> [Exercise prompt] The listing below is to be output in its exact form.

[Part of a data file]
______________________________
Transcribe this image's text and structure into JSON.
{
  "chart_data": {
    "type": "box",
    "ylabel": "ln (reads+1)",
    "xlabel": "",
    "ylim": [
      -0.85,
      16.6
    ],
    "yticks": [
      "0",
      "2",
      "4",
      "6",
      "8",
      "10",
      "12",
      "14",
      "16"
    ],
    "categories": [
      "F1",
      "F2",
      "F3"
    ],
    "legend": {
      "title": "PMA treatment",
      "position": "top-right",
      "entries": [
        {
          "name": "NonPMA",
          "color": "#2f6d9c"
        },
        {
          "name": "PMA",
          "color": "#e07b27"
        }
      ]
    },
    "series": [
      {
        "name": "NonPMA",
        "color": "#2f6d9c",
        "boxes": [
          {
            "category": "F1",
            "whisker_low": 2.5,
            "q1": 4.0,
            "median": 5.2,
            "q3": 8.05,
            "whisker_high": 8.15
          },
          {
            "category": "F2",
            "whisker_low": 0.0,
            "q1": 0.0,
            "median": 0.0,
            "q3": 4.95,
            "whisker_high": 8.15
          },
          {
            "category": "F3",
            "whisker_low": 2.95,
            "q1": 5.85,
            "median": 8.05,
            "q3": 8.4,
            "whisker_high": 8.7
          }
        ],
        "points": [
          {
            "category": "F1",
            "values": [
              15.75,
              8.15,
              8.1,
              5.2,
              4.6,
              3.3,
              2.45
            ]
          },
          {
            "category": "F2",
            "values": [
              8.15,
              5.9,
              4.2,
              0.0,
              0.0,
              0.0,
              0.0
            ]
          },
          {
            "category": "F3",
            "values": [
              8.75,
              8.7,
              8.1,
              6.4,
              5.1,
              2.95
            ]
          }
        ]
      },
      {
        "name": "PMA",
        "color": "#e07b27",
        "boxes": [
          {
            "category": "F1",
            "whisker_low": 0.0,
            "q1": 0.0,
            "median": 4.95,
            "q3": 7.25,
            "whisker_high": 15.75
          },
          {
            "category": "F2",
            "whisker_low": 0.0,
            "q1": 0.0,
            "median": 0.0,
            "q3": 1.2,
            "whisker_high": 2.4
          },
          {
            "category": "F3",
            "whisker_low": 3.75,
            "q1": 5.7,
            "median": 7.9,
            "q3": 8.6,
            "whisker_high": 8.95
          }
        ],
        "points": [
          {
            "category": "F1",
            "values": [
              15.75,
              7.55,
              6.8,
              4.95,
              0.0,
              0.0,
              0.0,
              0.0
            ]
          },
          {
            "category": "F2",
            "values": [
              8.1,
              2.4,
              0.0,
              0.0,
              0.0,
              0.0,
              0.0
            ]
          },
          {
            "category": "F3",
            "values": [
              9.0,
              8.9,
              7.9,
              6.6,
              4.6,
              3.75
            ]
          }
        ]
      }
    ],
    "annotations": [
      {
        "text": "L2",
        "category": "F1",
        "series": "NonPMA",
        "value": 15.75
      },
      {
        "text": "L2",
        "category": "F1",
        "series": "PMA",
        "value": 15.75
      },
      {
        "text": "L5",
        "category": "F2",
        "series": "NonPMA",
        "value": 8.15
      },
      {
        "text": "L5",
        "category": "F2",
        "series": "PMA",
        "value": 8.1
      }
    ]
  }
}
______________________________
> [Task response]
Transcribe this image's text and structure into JSON.
{
  "chart_data": {
    "type": "box",
    "ylabel": "ln (reads+1)",
    "xlabel": "",
    "ylim": [
      -0.85,
      16.6
    ],
    "yticks": [
      "0",
      "2",
      "4",
      "6",
      "8",
      "10",
      "12",
      "14",
      "16"
    ],
    "categories": [
      "F1",
      "F2",
      "F3"
    ],
    "legend": {
      "title": "PMA treatment",
      "position": "top-right",
      "entries": [
        {
          "name": "NonPMA",
          "color": "#2f6d9c"
        },
        {
          "name": "PMA",
          "color": "#e07b27"
        }
      ]
    },
    "series": [
      {
        "name": "NonPMA",
        "color": "#2f6d9c",
        "boxes": [
          {
            "category": "F1",
            "whisker_low": 2.5,
            "q1": 4.0,
            "median": 5.2,
            "q3": 8.05,
            "whisker_high": 8.15
          },
          {
            "category": "F2",
            "whisker_low": 0.0,
            "q1": 0.0,
            "median": 0.0,
            "q3": 4.95,
            "whisker_high": 8.15
          },
          {
            "category": "F3",
            "whisker_low": 2.95,
            "q1": 5.85,
            "median": 8.05,
            "q3": 8.4,
            "whisker_high": 8.7
          }
        ],
        "points": [
          {
            "category": "F1",
            "values": [
              15.75,
              8.15,
              8.1,
              5.2,
              4.6,
              3.3,
              2.45
            ]
          },
          {
            "category": "F2",
            "values": [
              8.15,
              5.9,
              4.2,
              0.0,
              0.0,
              0.0,
              0.0
            ]
          },
          {
            "category": "F3",
            "values": [
              8.75,
              8.7,
              8.1,
              6.4,
              5.1,
              2.95
            ]
          }
        ]
      },
      {
        "name": "PMA",
        "color": "#e07b27",
        "boxes": [
          {
            "category": "F1",
            "whisker_low": 0.0,
            "q1": 0.0,
            "median": 4.95,
            "q3": 7.25,
            "whisker_high": 15.75
          },
          {
            "category": "F2",
            "whisker_low": 0.0,
            "q1": 0.0,
            "median": 0.0,
            "q3": 1.2,
            "whisker_high": 2.4
          },
          {
            "category": "F3",
            "whisker_low": 3.75,
            "q1": 5.7,
            "median": 7.9,
            "q3": 8.6,
            "whisker_high": 8.95
          }
        ],
        "points": [
          {
            "category": "F1",
            "values": [
              15.75,
              7.55,
              6.8,
              4.95,
              0.0,
              0.0,
              0.0,
              0.0
            ]
          },
          {
            "category": "F2",
            "values": [
              8.1,
              2.4,
              0.0,
              0.0,
              0.0,
              0.0,
              0.0
            ]
          },
          {
            "category": "F3",
            "values": [
              9.0,
              8.9,
              7.9,
              6.6,
              4.6,
              3.75
            ]
          }
        ]
      }
    ],
    "annotations": [
      {
        "text": "L2",
        "category": "F1",
        "series": "NonPMA",
        "value": 15.75
      },
      {
        "text": "L2",
        "category": "F1",
        "series": "PMA",
        "value": 15.75
      },
      {
        "text": "L5",
        "category": "F2",
        "series": "NonPMA",
        "value": 8.15
      },
      {
        "text": "L5",
        "category": "F2",
        "series": "PMA",
        "value": 8.1
      }
    ]
  }
}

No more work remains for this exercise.